Problem description: Return the rows verbatim, starting at the line that contains "like-count: 752 [157, 224, 183, 242]" and ending with the line that contains "thread-connector-line [8, 0, 10, 270]", including both of those lines.

Visual layout rows:
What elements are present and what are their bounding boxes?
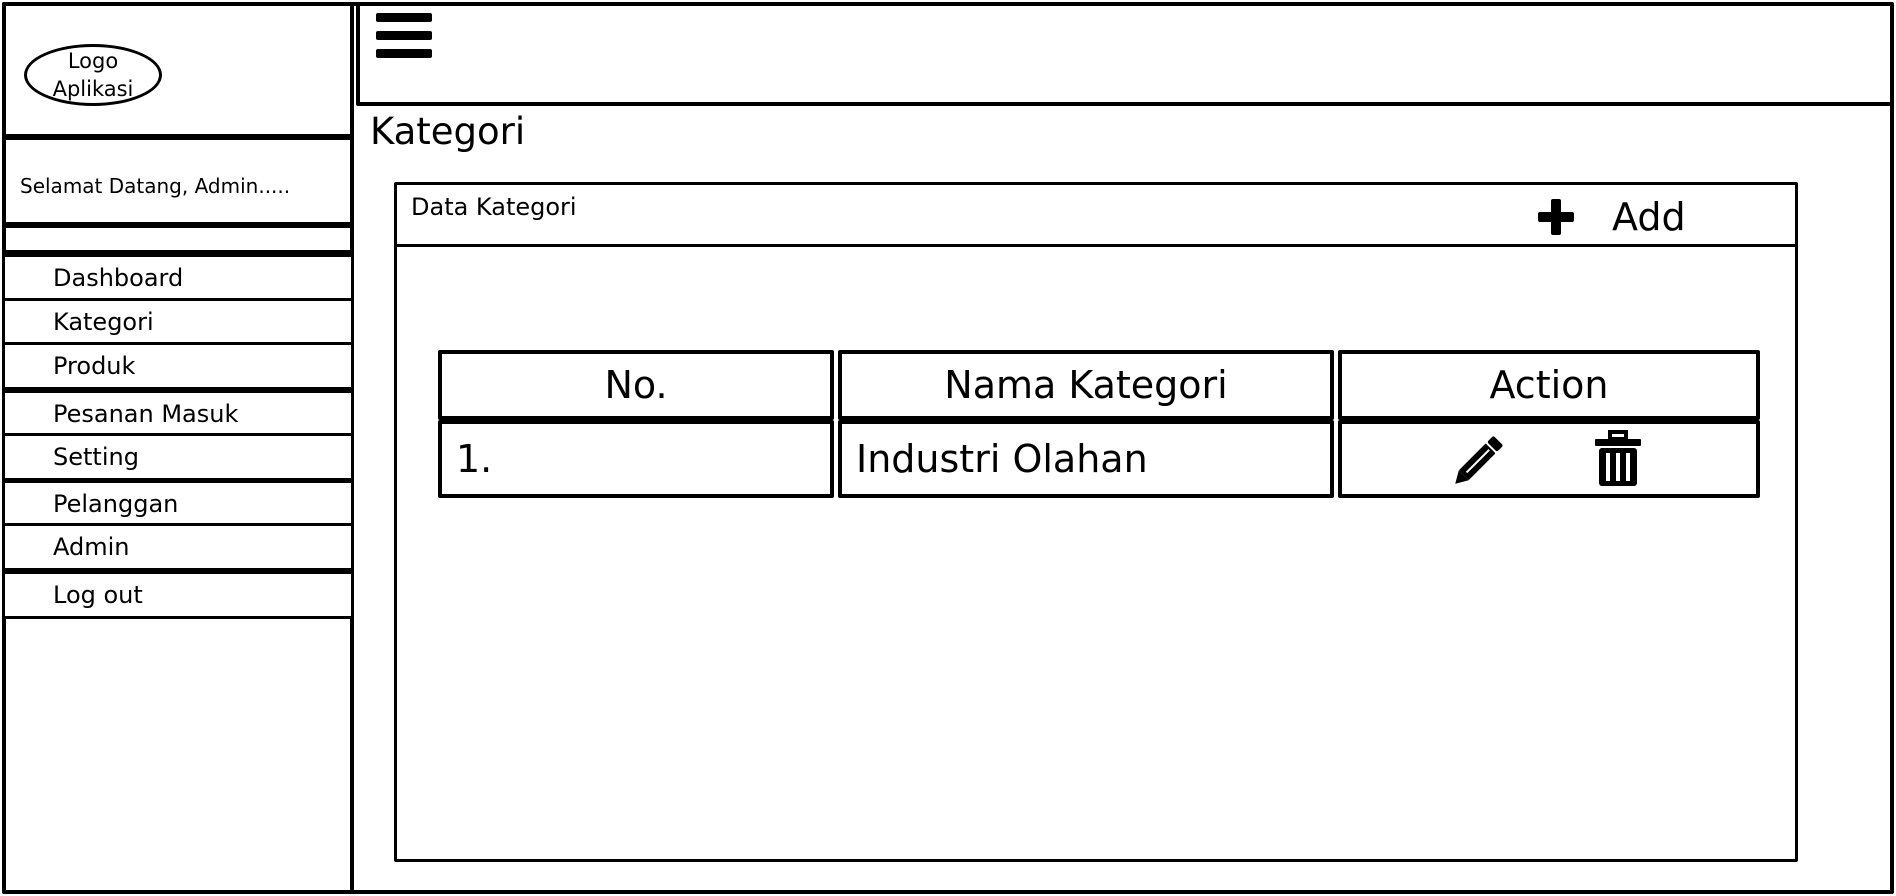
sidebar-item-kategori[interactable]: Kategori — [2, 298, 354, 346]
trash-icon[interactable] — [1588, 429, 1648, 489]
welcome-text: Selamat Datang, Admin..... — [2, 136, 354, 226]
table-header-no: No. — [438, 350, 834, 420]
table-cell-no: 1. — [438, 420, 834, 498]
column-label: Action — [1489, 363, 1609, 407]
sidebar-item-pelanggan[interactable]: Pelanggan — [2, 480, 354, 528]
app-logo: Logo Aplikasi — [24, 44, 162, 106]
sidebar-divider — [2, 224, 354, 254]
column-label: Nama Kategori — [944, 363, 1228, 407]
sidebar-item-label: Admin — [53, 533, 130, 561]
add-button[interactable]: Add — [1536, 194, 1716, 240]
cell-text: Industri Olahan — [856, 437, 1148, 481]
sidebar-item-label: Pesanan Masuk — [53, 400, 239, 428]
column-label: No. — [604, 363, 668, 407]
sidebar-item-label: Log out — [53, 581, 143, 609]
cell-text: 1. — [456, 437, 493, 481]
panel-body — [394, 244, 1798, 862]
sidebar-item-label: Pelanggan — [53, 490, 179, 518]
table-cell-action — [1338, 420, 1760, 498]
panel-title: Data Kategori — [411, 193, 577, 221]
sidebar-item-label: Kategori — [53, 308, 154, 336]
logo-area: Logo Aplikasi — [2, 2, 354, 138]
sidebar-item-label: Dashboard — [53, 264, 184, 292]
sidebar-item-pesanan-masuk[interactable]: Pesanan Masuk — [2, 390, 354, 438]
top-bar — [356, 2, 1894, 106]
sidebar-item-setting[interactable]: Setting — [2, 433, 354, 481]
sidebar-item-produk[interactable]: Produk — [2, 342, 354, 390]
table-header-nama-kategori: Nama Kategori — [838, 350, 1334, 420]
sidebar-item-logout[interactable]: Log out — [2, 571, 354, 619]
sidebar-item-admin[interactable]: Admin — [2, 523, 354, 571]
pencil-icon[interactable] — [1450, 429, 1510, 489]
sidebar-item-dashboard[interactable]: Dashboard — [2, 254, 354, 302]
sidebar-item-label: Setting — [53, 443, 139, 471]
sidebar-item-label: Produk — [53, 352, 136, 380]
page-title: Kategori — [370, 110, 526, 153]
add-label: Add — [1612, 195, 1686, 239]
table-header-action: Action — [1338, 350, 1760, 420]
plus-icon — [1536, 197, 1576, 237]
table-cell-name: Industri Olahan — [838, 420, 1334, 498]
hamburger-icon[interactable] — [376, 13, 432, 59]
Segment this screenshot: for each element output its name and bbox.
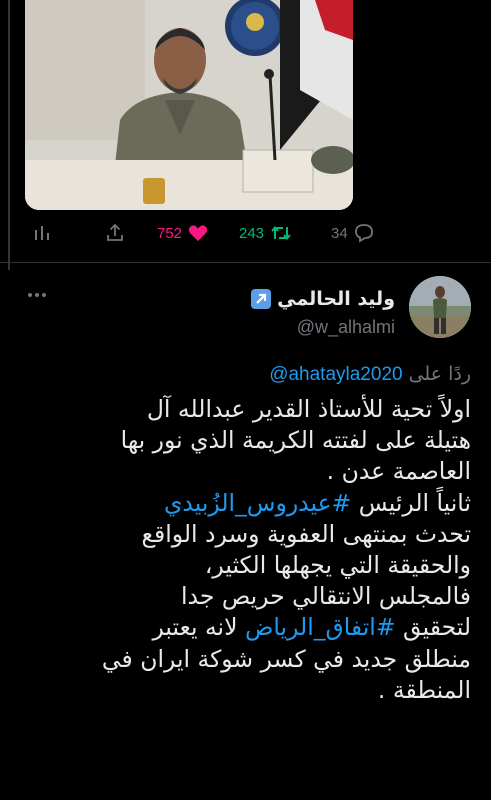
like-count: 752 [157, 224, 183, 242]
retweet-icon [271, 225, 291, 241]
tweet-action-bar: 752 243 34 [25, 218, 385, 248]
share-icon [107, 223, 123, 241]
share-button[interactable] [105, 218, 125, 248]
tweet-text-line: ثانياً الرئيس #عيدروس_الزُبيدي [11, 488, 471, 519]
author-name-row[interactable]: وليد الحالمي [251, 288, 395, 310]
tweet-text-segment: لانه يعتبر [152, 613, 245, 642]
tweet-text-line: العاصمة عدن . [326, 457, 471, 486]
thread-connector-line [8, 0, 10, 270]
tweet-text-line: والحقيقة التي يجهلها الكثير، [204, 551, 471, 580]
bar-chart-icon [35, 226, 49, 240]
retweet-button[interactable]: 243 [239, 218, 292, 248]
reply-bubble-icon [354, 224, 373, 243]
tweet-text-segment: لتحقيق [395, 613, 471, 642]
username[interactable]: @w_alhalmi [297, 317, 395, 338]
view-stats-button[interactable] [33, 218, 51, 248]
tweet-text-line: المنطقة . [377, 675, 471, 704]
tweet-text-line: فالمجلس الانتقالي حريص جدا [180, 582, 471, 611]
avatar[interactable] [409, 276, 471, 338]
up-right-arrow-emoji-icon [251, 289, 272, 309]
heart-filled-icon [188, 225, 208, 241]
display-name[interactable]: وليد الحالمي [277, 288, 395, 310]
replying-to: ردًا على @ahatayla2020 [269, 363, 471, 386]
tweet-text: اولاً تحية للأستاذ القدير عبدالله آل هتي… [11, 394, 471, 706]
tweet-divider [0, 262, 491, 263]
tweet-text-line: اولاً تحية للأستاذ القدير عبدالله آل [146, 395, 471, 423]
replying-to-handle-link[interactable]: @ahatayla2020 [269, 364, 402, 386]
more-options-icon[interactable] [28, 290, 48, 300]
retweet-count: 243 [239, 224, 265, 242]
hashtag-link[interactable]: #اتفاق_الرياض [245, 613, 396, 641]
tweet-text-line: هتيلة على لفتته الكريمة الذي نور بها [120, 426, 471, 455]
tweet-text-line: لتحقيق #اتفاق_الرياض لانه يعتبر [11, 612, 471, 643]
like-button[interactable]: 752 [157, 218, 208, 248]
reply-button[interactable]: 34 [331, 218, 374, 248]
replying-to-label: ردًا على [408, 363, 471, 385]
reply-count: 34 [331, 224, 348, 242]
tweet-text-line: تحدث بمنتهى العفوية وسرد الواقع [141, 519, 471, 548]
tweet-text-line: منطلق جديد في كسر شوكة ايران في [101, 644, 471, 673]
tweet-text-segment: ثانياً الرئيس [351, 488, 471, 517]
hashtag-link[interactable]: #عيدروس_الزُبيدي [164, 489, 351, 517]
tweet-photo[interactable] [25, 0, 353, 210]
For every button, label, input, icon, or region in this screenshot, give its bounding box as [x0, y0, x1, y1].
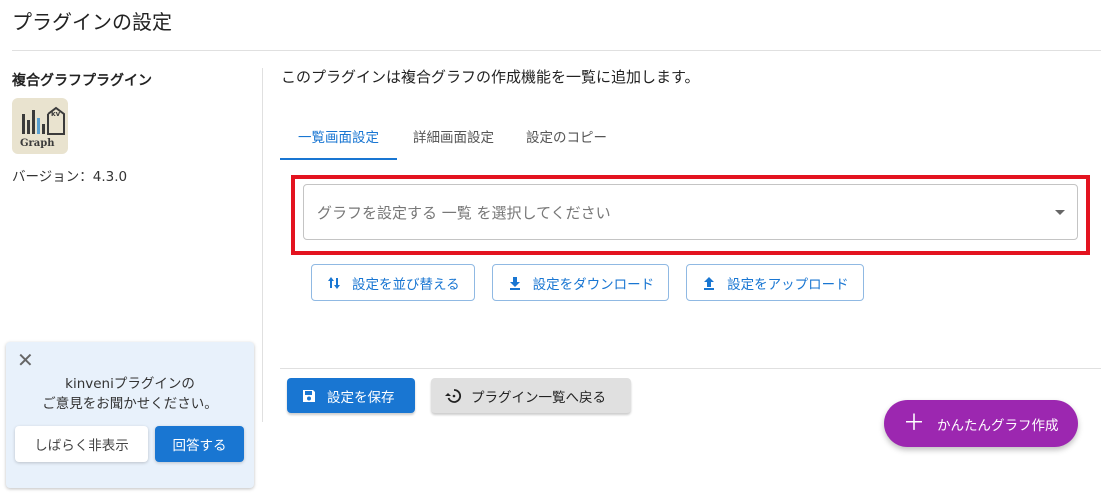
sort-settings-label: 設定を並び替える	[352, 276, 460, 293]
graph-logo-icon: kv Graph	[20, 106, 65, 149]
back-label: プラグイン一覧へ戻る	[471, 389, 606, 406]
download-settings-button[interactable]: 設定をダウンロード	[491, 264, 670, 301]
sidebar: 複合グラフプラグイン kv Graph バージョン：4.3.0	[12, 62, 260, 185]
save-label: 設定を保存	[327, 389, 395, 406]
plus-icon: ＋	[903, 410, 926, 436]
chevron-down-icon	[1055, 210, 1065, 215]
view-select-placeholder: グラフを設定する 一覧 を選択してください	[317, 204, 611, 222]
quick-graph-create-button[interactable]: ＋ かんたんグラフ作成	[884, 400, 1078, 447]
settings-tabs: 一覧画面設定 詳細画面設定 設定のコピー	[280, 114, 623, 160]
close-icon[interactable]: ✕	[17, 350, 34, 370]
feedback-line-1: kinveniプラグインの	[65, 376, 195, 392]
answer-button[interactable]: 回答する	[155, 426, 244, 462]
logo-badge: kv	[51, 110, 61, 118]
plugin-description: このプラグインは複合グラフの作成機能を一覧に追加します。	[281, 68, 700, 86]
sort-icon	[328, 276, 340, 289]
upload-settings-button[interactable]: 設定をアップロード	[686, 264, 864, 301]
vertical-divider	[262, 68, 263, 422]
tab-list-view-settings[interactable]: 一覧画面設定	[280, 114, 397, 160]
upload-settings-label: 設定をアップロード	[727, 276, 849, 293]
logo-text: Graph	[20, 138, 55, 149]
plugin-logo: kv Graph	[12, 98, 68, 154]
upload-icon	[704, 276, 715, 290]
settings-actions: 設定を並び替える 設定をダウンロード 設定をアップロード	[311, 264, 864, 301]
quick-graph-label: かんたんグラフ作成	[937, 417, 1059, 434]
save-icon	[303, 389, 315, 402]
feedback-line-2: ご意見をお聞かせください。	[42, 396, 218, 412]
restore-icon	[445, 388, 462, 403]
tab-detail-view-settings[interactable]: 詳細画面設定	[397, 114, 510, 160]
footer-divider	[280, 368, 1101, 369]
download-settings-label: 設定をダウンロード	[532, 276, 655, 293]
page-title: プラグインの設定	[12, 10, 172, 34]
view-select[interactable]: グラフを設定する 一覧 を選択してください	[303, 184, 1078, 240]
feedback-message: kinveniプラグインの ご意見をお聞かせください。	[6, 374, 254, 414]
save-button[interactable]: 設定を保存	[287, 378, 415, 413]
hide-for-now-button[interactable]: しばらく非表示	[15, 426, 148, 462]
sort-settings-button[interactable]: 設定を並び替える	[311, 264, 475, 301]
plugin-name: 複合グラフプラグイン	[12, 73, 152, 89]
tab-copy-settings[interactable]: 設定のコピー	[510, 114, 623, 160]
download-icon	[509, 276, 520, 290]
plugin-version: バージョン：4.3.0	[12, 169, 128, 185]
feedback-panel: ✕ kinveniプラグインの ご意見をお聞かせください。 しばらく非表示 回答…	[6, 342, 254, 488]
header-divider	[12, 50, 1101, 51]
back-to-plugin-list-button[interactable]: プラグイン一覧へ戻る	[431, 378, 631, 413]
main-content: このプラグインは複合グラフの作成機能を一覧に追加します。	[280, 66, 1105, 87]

Result:
like-count: 752 [157, 224, 183, 242]
retweet-icon [271, 225, 291, 241]
tweet-action-bar: 752 243 34 [25, 218, 385, 248]
share-icon [107, 223, 123, 241]
share-button[interactable] [105, 218, 125, 248]
tweet-text-line: ثانياً الرئيس #عيدروس_الزُبيدي [11, 488, 471, 519]
author-name-row[interactable]: وليد الحالمي [251, 288, 395, 310]
tweet-text-segment: لانه يعتبر [152, 613, 245, 642]
tweet-text-line: العاصمة عدن . [326, 457, 471, 486]
thread-connector-line [8, 0, 10, 270]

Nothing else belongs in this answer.